>> START RECORDS FOR THIS EXERCISE

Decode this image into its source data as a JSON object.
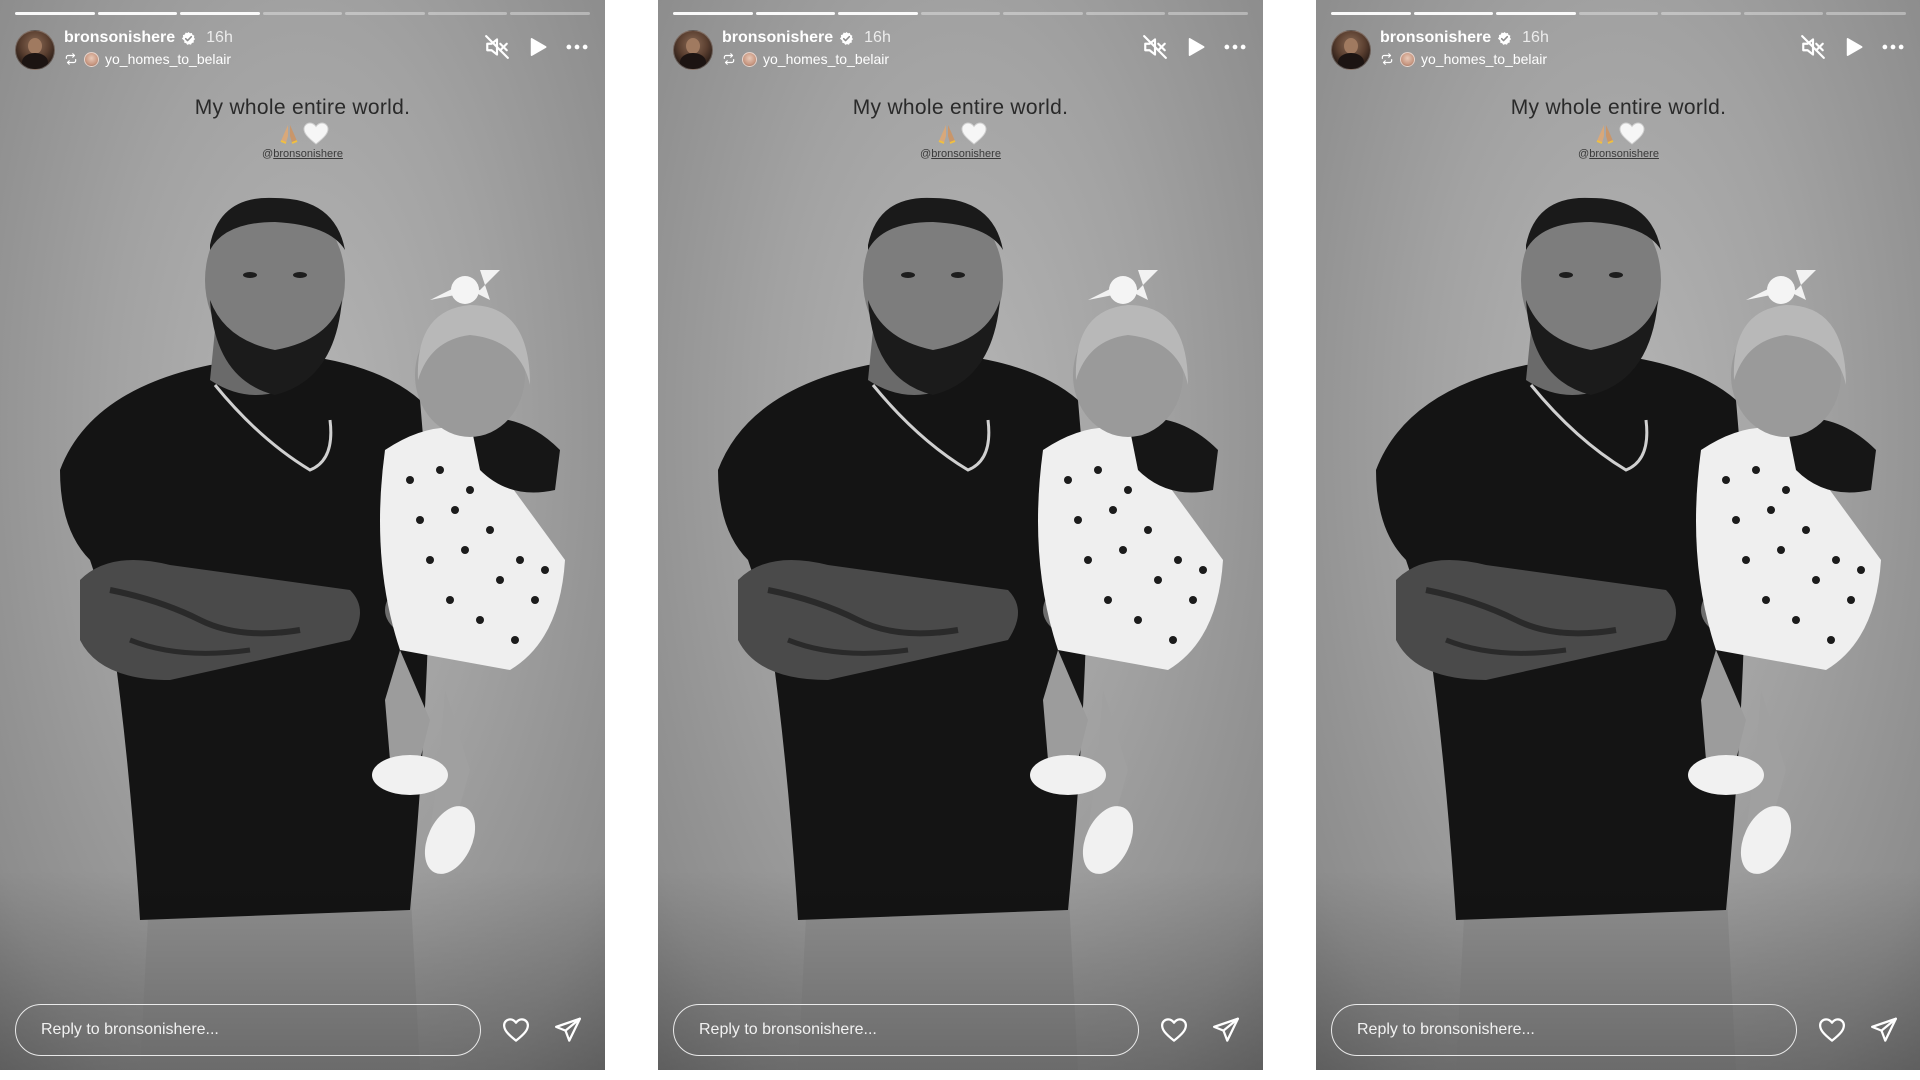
{
  "story": {
    "username": "bronsonishere",
    "time_ago": "16h",
    "reposted_from": "yo_homes_to_belair",
    "caption": "My whole entire world.",
    "emojis": [
      "folded-hands-emoji",
      "white-heart-emoji"
    ],
    "mention_prefix": "@",
    "mention": "bronsonishere",
    "reply_placeholder": "Reply to bronsonishere...",
    "progress": {
      "segments": 7,
      "completed": 3
    },
    "icons": {
      "mute": "speaker-muted-icon",
      "play": "play-icon",
      "more": "more-horizontal-icon",
      "verified": "verified-badge-icon",
      "repost": "repost-icon",
      "like": "heart-icon",
      "share": "send-icon"
    },
    "colors": {
      "text": "#ffffff",
      "caption": "#2a2a2a",
      "verified_badge": "#ffffff"
    }
  },
  "panels": [
    "story-panel-1",
    "story-panel-2",
    "story-panel-3"
  ]
}
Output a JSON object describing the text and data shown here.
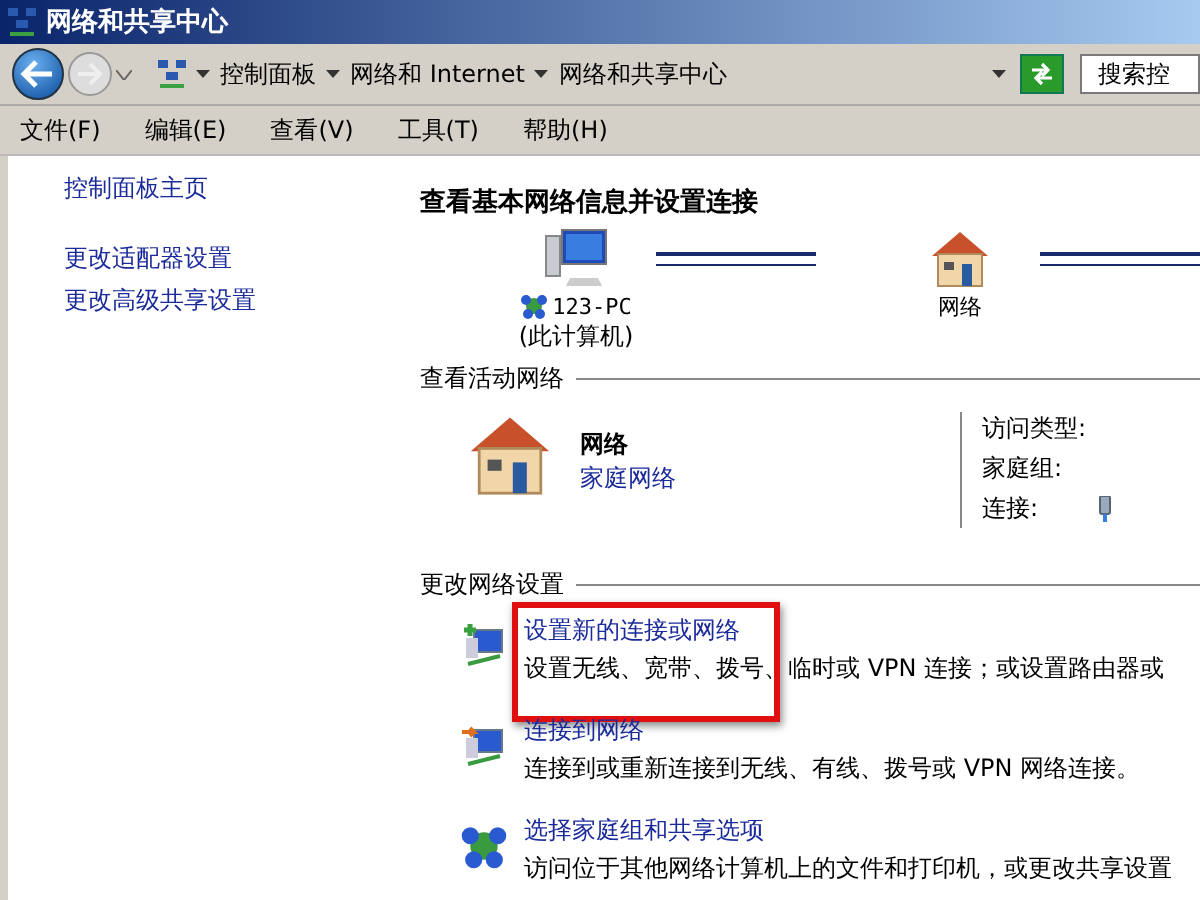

>> END RECORDS FOR THIS EXERCISE

Restate the whole listing above exactly, please, omitting every image.

TASK OUTPUT:
Decode this image into its source data as a JSON object.
{
  "story": {
    "username": "bronsonishere",
    "time_ago": "16h",
    "reposted_from": "yo_homes_to_belair",
    "caption": "My whole entire world.",
    "emojis": [
      "folded-hands-emoji",
      "white-heart-emoji"
    ],
    "mention_prefix": "@",
    "mention": "bronsonishere",
    "reply_placeholder": "Reply to bronsonishere...",
    "progress": {
      "segments": 7,
      "completed": 3
    },
    "icons": {
      "mute": "speaker-muted-icon",
      "play": "play-icon",
      "more": "more-horizontal-icon",
      "verified": "verified-badge-icon",
      "repost": "repost-icon",
      "like": "heart-icon",
      "share": "send-icon"
    },
    "colors": {
      "text": "#ffffff",
      "caption": "#2a2a2a",
      "verified_badge": "#ffffff"
    }
  },
  "panels": [
    "story-panel-1",
    "story-panel-2",
    "story-panel-3"
  ]
}
Output a JSON object describing the text and data shown here.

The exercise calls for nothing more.